(PROBLEM): Work out how many lines have "JSON" in them. Give only that number.

(Data listing)
◇ ◇ ◇ ◇

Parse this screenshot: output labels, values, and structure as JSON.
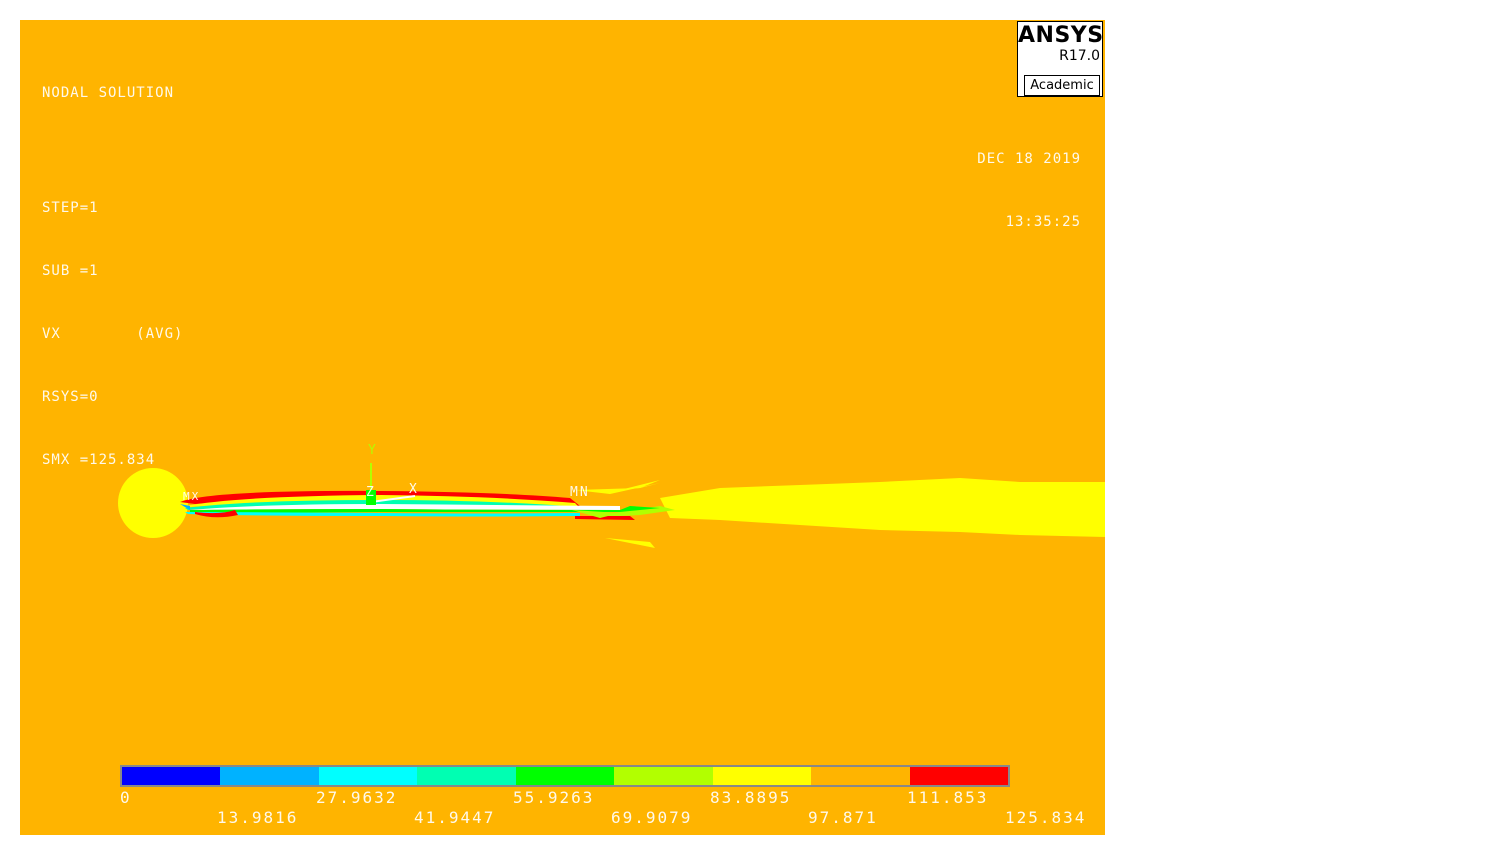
{
  "header": {
    "title": "NODAL SOLUTION",
    "step": "STEP=1",
    "sub": "SUB =1",
    "item": "VX        (AVG)",
    "rsys": "RSYS=0",
    "smx": "SMX =125.834"
  },
  "logo": {
    "brand": "ANSYS",
    "version": "R17.0",
    "edition": "Academic"
  },
  "datestamp": {
    "date": "DEC 18 2019",
    "time": "13:35:25"
  },
  "markers": {
    "mx": "MX",
    "mn": "MN",
    "axis_y": "Y",
    "axis_x": "X",
    "axis_z": "Z"
  },
  "colors": {
    "background": "#ffb400",
    "contour": [
      "#0000ff",
      "#00b2ff",
      "#00ffff",
      "#00ffb2",
      "#00ff00",
      "#b2ff00",
      "#ffff00",
      "#ffb400",
      "#ff0000"
    ]
  },
  "legend": {
    "min": 0,
    "max": 125.834,
    "top_labels": [
      "0",
      "27.9632",
      "55.9263",
      "83.8895",
      "111.853"
    ],
    "bottom_labels": [
      "13.9816",
      "41.9447",
      "69.9079",
      "97.871",
      "125.834"
    ]
  }
}
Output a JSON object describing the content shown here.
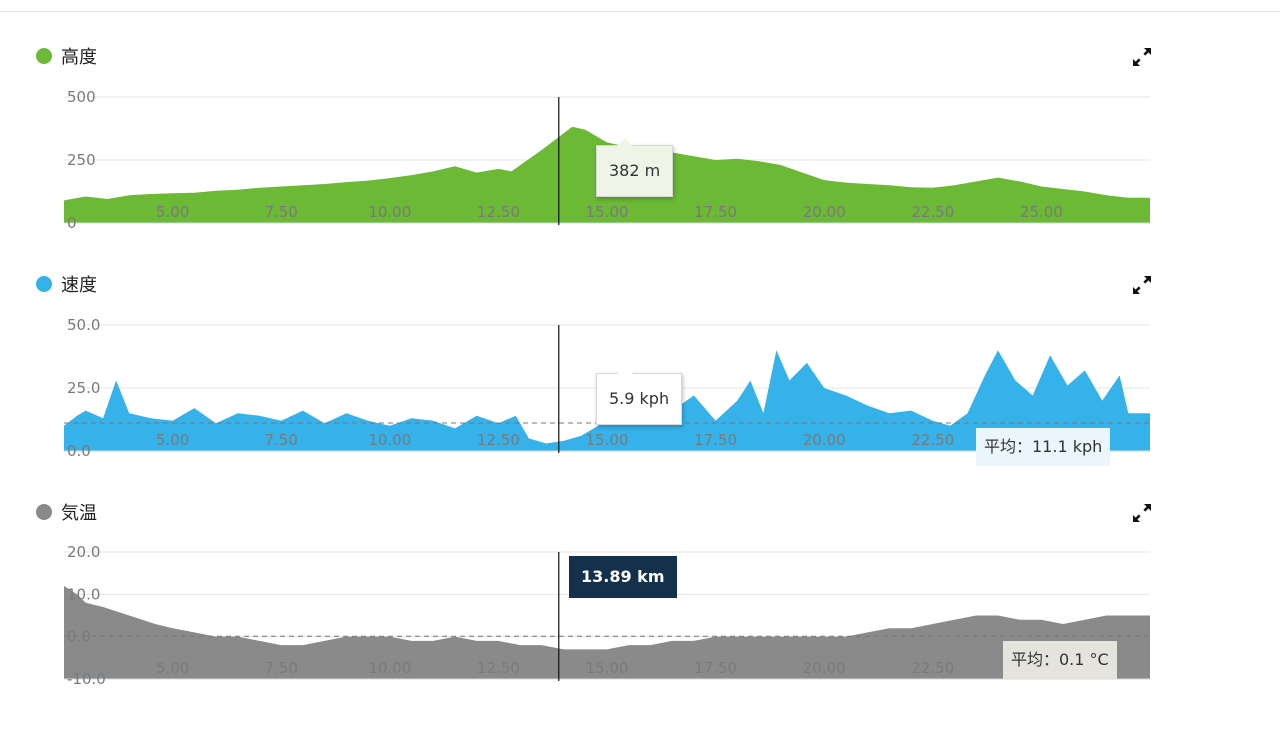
{
  "sections": [
    {
      "id": "elevation",
      "title": "高度",
      "color": "#6bb934",
      "tooltip": "382 m",
      "avg": null
    },
    {
      "id": "speed",
      "title": "速度",
      "color": "#35b2ea",
      "tooltip": "5.9 kph",
      "avg": "平均：11.1 kph"
    },
    {
      "id": "temperature",
      "title": "気温",
      "color": "#8a8a8a",
      "tooltip": null,
      "cursor_label": "13.89 km",
      "avg": "平均：0.1 °C"
    }
  ],
  "icons": {
    "expand": "expand-arrows-icon"
  },
  "chart_data": [
    {
      "type": "area",
      "series": [
        {
          "x": [
            2.5,
            3,
            3.5,
            4,
            4.5,
            5,
            5.5,
            6,
            6.5,
            7,
            7.5,
            8,
            8.5,
            9,
            9.5,
            10,
            10.5,
            11,
            11.5,
            12,
            12.5,
            12.8,
            13.5,
            14.2,
            14.5,
            15,
            15.5,
            16,
            16.5,
            17,
            17.5,
            18,
            18.5,
            19,
            19.5,
            20,
            20.5,
            21,
            21.5,
            22,
            22.5,
            23,
            23.5,
            24,
            24.5,
            25,
            25.5,
            26,
            26.5,
            27
          ],
          "values": [
            90,
            105,
            95,
            110,
            115,
            118,
            120,
            128,
            132,
            140,
            145,
            150,
            155,
            162,
            168,
            178,
            190,
            205,
            225,
            200,
            215,
            205,
            290,
            382,
            370,
            320,
            300,
            290,
            280,
            265,
            250,
            255,
            245,
            230,
            200,
            170,
            160,
            155,
            150,
            142,
            140,
            150,
            165,
            180,
            165,
            145,
            135,
            125,
            110,
            100
          ]
        }
      ],
      "xticks": [
        "5.00",
        "7.50",
        "10.00",
        "12.50",
        "15.00",
        "17.50",
        "20.00",
        "22.50",
        "25.00"
      ],
      "yticks": [
        "500",
        "250",
        "0"
      ],
      "xlim": [
        2.5,
        27.5
      ],
      "ylim": [
        0,
        500
      ],
      "grid": true
    },
    {
      "type": "area",
      "series": [
        {
          "x": [
            2.5,
            2.8,
            3,
            3.4,
            3.7,
            4,
            4.5,
            5,
            5.5,
            6,
            6.5,
            7,
            7.5,
            8,
            8.5,
            9,
            9.5,
            10,
            10.5,
            11,
            11.5,
            12,
            12.5,
            12.9,
            13.2,
            13.6,
            14,
            14.4,
            14.8,
            15.2,
            15.6,
            16,
            16.5,
            17,
            17.5,
            18,
            18.3,
            18.6,
            18.9,
            19.2,
            19.6,
            20,
            20.5,
            21,
            21.5,
            22,
            22.5,
            22.9,
            23.3,
            23.7,
            24,
            24.4,
            24.8,
            25.2,
            25.6,
            26,
            26.4,
            26.8,
            27
          ],
          "values": [
            10,
            14,
            16,
            13,
            28,
            15,
            13,
            12,
            17,
            11,
            15,
            14,
            12,
            16,
            11,
            15,
            12,
            10,
            13,
            12,
            9,
            14,
            11,
            14,
            5,
            3,
            4,
            6,
            10,
            18,
            25,
            20,
            16,
            22,
            12,
            20,
            28,
            15,
            40,
            28,
            35,
            25,
            22,
            18,
            15,
            16,
            12,
            10,
            15,
            30,
            40,
            28,
            22,
            38,
            26,
            32,
            20,
            30,
            15
          ],
          "avg": 11.1
        }
      ],
      "xticks": [
        "5.00",
        "7.50",
        "10.00",
        "12.50",
        "15.00",
        "17.50",
        "20.00",
        "22.50",
        "25.00"
      ],
      "yticks": [
        "50.0",
        "25.0",
        "0.0"
      ],
      "xlim": [
        2.5,
        27.5
      ],
      "ylim": [
        0,
        50
      ],
      "grid": true
    },
    {
      "type": "area",
      "series": [
        {
          "x": [
            2.5,
            2.8,
            3,
            3.4,
            4,
            4.6,
            5,
            5.5,
            6,
            6.5,
            7,
            7.5,
            8,
            8.5,
            9,
            9.5,
            10,
            10.5,
            11,
            11.5,
            12,
            12.5,
            13,
            13.5,
            14,
            14.5,
            15,
            15.5,
            16,
            16.5,
            17,
            17.5,
            18,
            18.5,
            19,
            19.5,
            20,
            20.5,
            21,
            21.5,
            22,
            22.5,
            23,
            23.5,
            24,
            24.5,
            25,
            25.5,
            26,
            26.5,
            27
          ],
          "values": [
            12,
            10,
            8,
            7,
            5,
            3,
            2,
            1,
            0,
            0,
            -1,
            -2,
            -2,
            -1,
            0,
            0,
            0,
            -1,
            -1,
            0,
            -1,
            -1,
            -2,
            -2,
            -3,
            -3,
            -3,
            -2,
            -2,
            -1,
            -1,
            0,
            0,
            0,
            0,
            0,
            0,
            0,
            1,
            2,
            2,
            3,
            4,
            5,
            5,
            4,
            4,
            3,
            4,
            5,
            5
          ],
          "avg": 0.1
        }
      ],
      "xticks": [
        "5.00",
        "7.50",
        "10.00",
        "12.50",
        "15.00",
        "17.50",
        "20.00",
        "22.50",
        "25.00"
      ],
      "yticks": [
        "20.0",
        "10.0",
        "0.0",
        "-10.0"
      ],
      "xlim": [
        2.5,
        27.5
      ],
      "ylim": [
        -10,
        20
      ],
      "grid": true
    }
  ]
}
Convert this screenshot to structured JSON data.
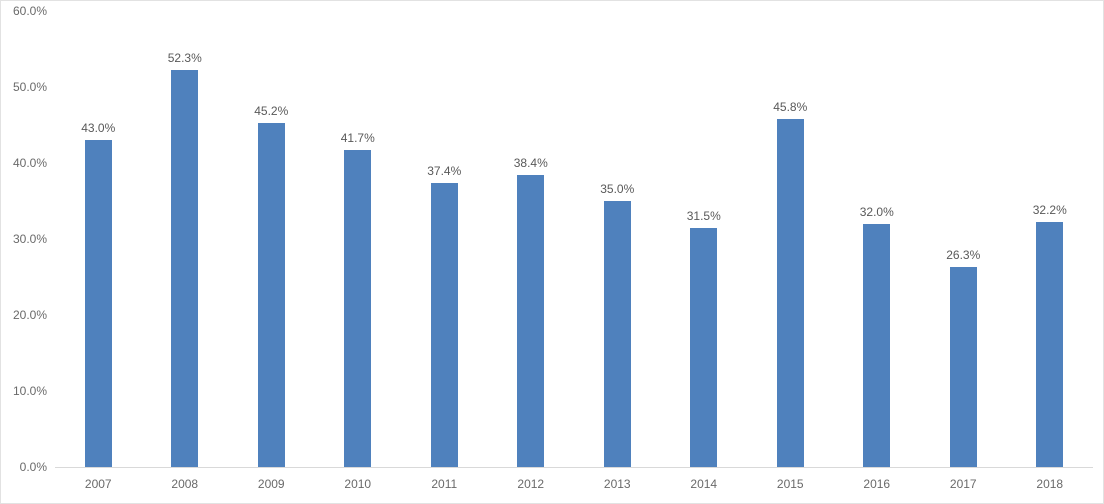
{
  "chart_data": {
    "type": "bar",
    "title": "",
    "xlabel": "",
    "ylabel": "",
    "categories": [
      "2007",
      "2008",
      "2009",
      "2010",
      "2011",
      "2012",
      "2013",
      "2014",
      "2015",
      "2016",
      "2017",
      "2018"
    ],
    "values": [
      43.0,
      52.3,
      45.2,
      41.7,
      37.4,
      38.4,
      35.0,
      31.5,
      45.8,
      32.0,
      26.3,
      32.2
    ],
    "data_labels": [
      "43.0%",
      "52.3%",
      "45.2%",
      "41.7%",
      "37.4%",
      "38.4%",
      "35.0%",
      "31.5%",
      "45.8%",
      "32.0%",
      "26.3%",
      "32.2%"
    ],
    "ylim": [
      0,
      60
    ],
    "ytick_interval": 10,
    "ytick_labels": [
      "0.0%",
      "10.0%",
      "20.0%",
      "30.0%",
      "40.0%",
      "50.0%",
      "60.0%"
    ],
    "grid": false,
    "legend": "none",
    "colors": {
      "bar": "#4f81bd",
      "axis_line": "#d9d9d9",
      "tick_label": "#6a6a6a",
      "data_label": "#595959",
      "frame_border": "#e2e2e2",
      "background": "#ffffff"
    }
  }
}
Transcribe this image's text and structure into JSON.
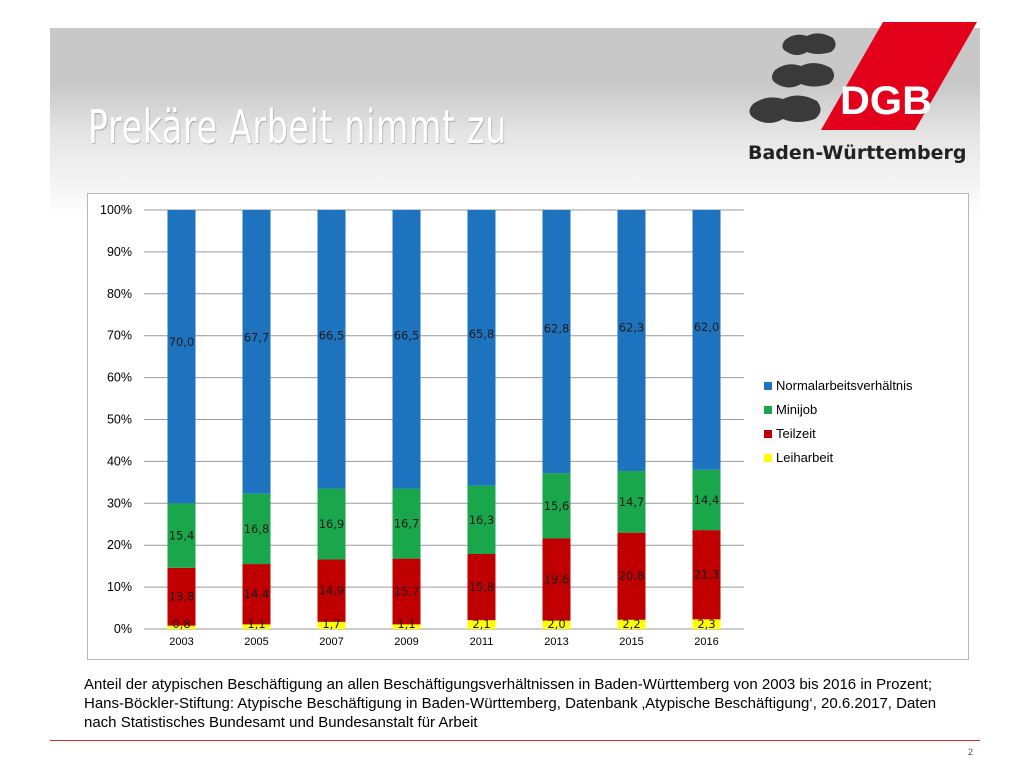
{
  "slide": {
    "title": "Prekäre Arbeit nimmt zu",
    "logo_text": "DGB",
    "region": "Baden-Württemberg",
    "caption": "Anteil der atypischen Beschäftigung an allen Beschäftigungsverhältnissen in Baden-Württemberg von 2003 bis 2016 in Prozent; Hans-Böckler-Stiftung: Atypische Beschäftigung in Baden-Württemberg, Datenbank ‚Atypische Beschäftigung‘, 20.6.2017, Daten nach Statistisches Bundesamt und Bundesanstalt für Arbeit",
    "page_number": "2"
  },
  "colors": {
    "accent_red": "#e2001a",
    "Normalarbeitsverhältnis": "#1e73be",
    "Minijob": "#1aa64a",
    "Teilzeit": "#c00000",
    "Leiharbeit": "#ffff00"
  },
  "chart_data": {
    "type": "bar",
    "stacked": true,
    "percent": true,
    "categories": [
      "2003",
      "2005",
      "2007",
      "2009",
      "2011",
      "2013",
      "2015",
      "2016"
    ],
    "series": [
      {
        "name": "Leiharbeit",
        "values": [
          0.8,
          1.1,
          1.7,
          1.1,
          2.1,
          2.0,
          2.2,
          2.3
        ],
        "labels": [
          "0,8",
          "1,1",
          "1,7",
          "1,1",
          "2,1",
          "2,0",
          "2,2",
          "2,3"
        ]
      },
      {
        "name": "Teilzeit",
        "values": [
          13.8,
          14.4,
          14.9,
          15.7,
          15.8,
          19.6,
          20.8,
          21.3
        ],
        "labels": [
          "13,8",
          "14,4",
          "14,9",
          "15,7",
          "15,8",
          "19,6",
          "20,8",
          "21,3"
        ]
      },
      {
        "name": "Minijob",
        "values": [
          15.4,
          16.8,
          16.9,
          16.7,
          16.3,
          15.6,
          14.7,
          14.4
        ],
        "labels": [
          "15,4",
          "16,8",
          "16,9",
          "16,7",
          "16,3",
          "15,6",
          "14,7",
          "14,4"
        ]
      },
      {
        "name": "Normalarbeitsverhältnis",
        "values": [
          70.0,
          67.7,
          66.5,
          66.5,
          65.8,
          62.8,
          62.3,
          62.0
        ],
        "labels": [
          "70,0",
          "67,7",
          "66,5",
          "66,5",
          "65,8",
          "62,8",
          "62,3",
          "62,0"
        ]
      }
    ],
    "legend_order": [
      "Normalarbeitsverhältnis",
      "Minijob",
      "Teilzeit",
      "Leiharbeit"
    ],
    "legend_position": "right",
    "y_ticks": [
      "0%",
      "10%",
      "20%",
      "30%",
      "40%",
      "50%",
      "60%",
      "70%",
      "80%",
      "90%",
      "100%"
    ],
    "ylim": [
      0,
      100
    ],
    "grid": true
  }
}
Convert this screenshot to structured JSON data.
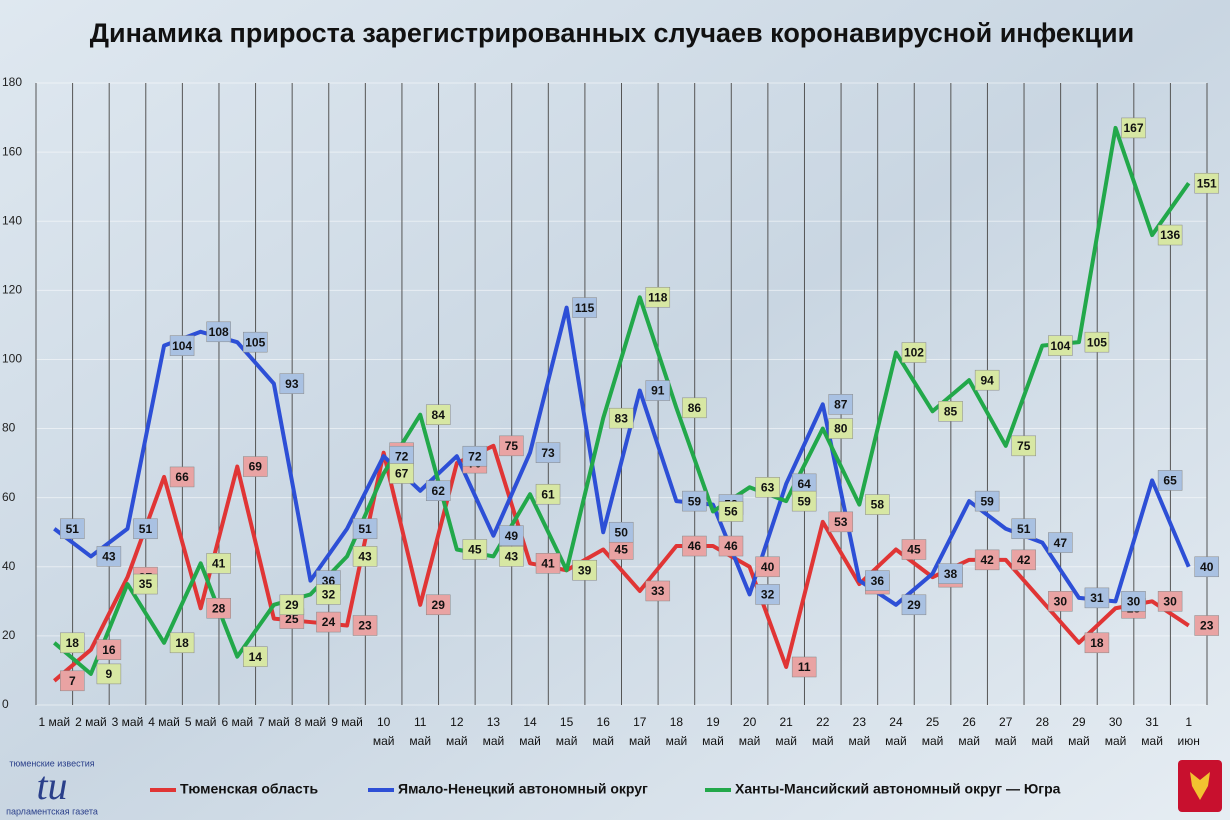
{
  "chart_data": {
    "type": "line",
    "title": "Динамика прироста зарегистрированных случаев коронавирусной инфекции",
    "categories": [
      "1 май",
      "2 май",
      "3 май",
      "4 май",
      "5 май",
      "6 май",
      "7 май",
      "8 май",
      "9 май",
      "10 май",
      "11 май",
      "12 май",
      "13 май",
      "14 май",
      "15 май",
      "16 май",
      "17 май",
      "18 май",
      "19 май",
      "20 май",
      "21 май",
      "22 май",
      "23 май",
      "24 май",
      "25 май",
      "26 май",
      "27 май",
      "28 май",
      "29 май",
      "30 май",
      "31 май",
      "1 июн"
    ],
    "series": [
      {
        "name": "Тюменская область",
        "color": "#e03535",
        "label_color": "#e9a3a3",
        "values": [
          7,
          16,
          37,
          66,
          28,
          69,
          25,
          24,
          23,
          73,
          29,
          70,
          75,
          41,
          39,
          45,
          33,
          46,
          46,
          40,
          11,
          53,
          35,
          45,
          37,
          42,
          42,
          30,
          18,
          28,
          30,
          23
        ]
      },
      {
        "name": "Ямало-Ненецкий автономный округ",
        "color": "#2d4fd6",
        "label_color": "#a9c1e2",
        "values": [
          51,
          43,
          51,
          104,
          108,
          105,
          93,
          36,
          51,
          72,
          62,
          72,
          49,
          73,
          115,
          50,
          91,
          59,
          58,
          32,
          64,
          87,
          36,
          29,
          38,
          59,
          51,
          47,
          31,
          30,
          65,
          40
        ]
      },
      {
        "name": "Ханты-Мансийский автономный округ — Югра",
        "color": "#22a84a",
        "label_color": "#d7e7a3",
        "values": [
          18,
          9,
          35,
          18,
          41,
          14,
          29,
          32,
          43,
          67,
          84,
          45,
          43,
          61,
          39,
          83,
          118,
          86,
          56,
          63,
          59,
          80,
          58,
          102,
          85,
          94,
          75,
          104,
          105,
          167,
          136,
          151
        ]
      }
    ],
    "ylim": [
      0,
      180
    ],
    "yticks": [
      0,
      20,
      40,
      60,
      80,
      100,
      120,
      140,
      160,
      180
    ],
    "grid": true,
    "legend": "bottom",
    "logo": {
      "top": "тюменские известия",
      "mark": "tu",
      "bottom": "парламентская газета"
    }
  }
}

◇ ◇ ◇ ◇

(IN RESPONSE): 5